• [Do this]: Please reproduce, unchanged, every item from the one containing "svg-text:U2: U2 [282, 128, 286, 132]" down to the one containing "object selector list [8, 57, 36, 248]", including both.
--- Working data ---
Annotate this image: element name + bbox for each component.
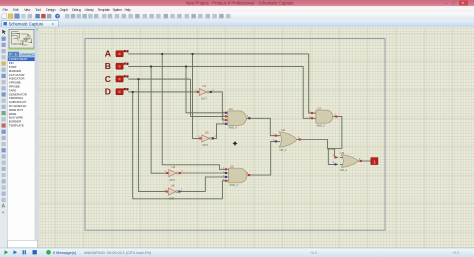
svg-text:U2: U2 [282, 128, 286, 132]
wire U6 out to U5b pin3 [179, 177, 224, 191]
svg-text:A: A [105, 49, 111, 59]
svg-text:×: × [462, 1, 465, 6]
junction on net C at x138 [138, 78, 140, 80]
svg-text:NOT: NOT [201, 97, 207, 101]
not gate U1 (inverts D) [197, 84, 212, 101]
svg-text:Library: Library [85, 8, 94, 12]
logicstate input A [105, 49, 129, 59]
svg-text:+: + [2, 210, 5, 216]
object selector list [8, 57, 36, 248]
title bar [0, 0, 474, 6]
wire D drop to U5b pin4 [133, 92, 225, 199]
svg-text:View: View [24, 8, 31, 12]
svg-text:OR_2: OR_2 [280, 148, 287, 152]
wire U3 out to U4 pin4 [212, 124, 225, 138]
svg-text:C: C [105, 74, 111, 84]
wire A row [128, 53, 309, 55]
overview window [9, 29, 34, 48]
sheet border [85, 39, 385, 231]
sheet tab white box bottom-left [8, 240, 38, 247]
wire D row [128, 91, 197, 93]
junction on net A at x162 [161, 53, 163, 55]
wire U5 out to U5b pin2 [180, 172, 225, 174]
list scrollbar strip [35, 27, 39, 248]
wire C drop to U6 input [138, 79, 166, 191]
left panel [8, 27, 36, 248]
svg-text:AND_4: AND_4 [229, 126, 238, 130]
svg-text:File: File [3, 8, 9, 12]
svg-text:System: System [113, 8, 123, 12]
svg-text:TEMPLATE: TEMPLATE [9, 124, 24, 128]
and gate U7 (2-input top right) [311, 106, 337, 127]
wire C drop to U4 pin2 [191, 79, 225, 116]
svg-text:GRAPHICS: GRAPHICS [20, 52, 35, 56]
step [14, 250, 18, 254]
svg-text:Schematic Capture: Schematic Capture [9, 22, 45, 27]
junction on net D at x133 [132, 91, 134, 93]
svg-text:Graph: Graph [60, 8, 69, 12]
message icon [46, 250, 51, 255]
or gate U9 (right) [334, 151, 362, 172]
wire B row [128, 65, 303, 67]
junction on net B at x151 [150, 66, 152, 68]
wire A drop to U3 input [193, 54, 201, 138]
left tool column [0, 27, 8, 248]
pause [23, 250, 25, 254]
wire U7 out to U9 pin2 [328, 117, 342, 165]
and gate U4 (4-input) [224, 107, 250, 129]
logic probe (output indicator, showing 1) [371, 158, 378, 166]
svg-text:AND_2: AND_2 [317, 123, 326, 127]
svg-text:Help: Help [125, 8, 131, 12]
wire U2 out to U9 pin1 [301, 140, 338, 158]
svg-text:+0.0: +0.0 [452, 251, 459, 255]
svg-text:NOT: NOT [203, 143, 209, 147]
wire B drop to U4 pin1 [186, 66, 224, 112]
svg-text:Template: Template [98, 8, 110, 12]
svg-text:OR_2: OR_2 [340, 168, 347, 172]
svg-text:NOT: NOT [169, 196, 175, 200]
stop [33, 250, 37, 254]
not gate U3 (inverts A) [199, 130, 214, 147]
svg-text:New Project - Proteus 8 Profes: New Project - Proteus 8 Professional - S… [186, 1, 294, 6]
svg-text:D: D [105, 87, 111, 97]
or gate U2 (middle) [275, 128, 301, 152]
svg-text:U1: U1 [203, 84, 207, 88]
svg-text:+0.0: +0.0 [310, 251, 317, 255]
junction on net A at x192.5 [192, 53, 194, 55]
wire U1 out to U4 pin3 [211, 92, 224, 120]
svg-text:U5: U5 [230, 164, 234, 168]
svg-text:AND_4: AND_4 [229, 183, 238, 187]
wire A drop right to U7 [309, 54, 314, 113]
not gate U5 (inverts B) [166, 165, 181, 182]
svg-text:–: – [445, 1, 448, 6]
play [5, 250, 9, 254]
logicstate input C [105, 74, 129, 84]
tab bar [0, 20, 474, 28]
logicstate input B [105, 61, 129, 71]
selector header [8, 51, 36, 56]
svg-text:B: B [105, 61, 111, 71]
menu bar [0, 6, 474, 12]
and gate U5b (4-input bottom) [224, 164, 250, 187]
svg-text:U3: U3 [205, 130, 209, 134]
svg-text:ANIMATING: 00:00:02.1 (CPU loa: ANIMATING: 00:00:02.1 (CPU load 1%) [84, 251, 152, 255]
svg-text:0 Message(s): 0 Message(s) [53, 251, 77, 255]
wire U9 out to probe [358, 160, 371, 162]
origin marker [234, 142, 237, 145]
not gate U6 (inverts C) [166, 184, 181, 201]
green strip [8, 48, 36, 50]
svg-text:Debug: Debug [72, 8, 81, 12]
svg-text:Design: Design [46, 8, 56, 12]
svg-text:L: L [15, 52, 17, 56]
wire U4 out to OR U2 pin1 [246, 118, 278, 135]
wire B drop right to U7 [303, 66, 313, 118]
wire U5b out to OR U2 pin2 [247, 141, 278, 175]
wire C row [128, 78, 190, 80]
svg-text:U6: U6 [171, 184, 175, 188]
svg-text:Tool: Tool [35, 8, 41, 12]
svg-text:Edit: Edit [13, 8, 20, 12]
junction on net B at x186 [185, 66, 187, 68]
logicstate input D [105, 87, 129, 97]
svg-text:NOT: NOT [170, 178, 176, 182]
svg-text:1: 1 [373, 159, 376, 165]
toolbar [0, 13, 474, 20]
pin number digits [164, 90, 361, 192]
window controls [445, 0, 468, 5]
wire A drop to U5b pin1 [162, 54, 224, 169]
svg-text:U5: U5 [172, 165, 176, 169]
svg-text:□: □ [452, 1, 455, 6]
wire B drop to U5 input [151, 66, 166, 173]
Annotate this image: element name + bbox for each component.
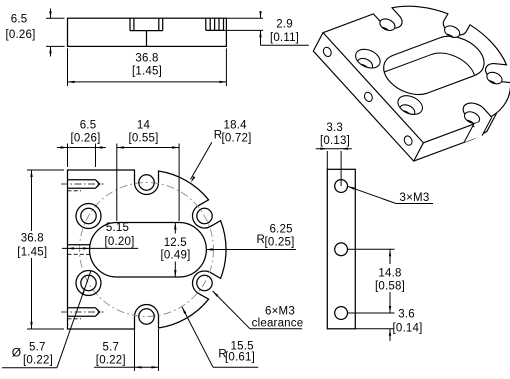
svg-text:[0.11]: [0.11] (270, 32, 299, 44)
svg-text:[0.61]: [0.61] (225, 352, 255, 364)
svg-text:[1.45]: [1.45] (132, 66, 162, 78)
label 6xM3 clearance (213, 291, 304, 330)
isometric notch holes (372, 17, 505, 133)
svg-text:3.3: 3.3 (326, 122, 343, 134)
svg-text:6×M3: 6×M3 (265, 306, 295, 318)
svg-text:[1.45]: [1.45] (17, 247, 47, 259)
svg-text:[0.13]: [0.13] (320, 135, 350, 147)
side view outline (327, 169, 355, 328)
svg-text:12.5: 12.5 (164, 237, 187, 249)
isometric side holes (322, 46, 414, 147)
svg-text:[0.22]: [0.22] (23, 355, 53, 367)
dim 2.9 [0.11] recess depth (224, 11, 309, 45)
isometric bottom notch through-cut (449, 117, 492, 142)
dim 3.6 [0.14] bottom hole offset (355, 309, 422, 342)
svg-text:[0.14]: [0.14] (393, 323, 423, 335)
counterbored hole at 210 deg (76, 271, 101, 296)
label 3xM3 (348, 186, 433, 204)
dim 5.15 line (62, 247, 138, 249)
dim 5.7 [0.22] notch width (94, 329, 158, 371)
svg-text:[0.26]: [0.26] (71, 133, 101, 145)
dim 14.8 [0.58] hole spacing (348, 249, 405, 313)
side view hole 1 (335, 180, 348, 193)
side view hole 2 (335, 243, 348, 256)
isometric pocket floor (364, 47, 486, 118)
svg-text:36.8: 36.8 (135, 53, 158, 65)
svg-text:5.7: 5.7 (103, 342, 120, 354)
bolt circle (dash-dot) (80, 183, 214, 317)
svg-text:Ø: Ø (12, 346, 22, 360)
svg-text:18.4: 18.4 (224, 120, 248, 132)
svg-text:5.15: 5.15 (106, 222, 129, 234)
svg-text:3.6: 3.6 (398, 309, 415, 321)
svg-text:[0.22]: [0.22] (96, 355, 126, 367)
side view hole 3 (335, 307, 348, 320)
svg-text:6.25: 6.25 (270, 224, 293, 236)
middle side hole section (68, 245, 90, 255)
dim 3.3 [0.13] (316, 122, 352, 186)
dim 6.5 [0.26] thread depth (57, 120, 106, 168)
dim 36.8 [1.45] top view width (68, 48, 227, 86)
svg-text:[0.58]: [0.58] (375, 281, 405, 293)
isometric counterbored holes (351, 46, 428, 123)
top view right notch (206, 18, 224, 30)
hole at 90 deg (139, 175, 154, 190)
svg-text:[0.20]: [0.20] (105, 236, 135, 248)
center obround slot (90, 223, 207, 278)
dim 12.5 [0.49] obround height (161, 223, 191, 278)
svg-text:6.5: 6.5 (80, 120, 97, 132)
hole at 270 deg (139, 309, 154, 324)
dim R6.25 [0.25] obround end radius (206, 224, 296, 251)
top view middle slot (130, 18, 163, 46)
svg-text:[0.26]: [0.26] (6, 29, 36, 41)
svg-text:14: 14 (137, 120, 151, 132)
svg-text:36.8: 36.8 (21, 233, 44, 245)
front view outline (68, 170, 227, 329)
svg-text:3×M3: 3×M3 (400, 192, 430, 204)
---
• [Answer in full]:
svg-text:U2: U2 [282, 128, 286, 132]
wire U6 out to U5b pin3 [179, 177, 224, 191]
svg-text:A: A [105, 49, 111, 59]
svg-text:×: × [462, 1, 465, 6]
junction on net C at x138 [138, 78, 140, 80]
svg-text:NOT: NOT [201, 97, 207, 101]
not gate U1 (inverts D) [197, 84, 212, 101]
svg-text:Library: Library [85, 8, 94, 12]
logicstate input A [105, 49, 129, 59]
svg-text:+: + [2, 210, 5, 216]
object selector list [8, 57, 36, 248]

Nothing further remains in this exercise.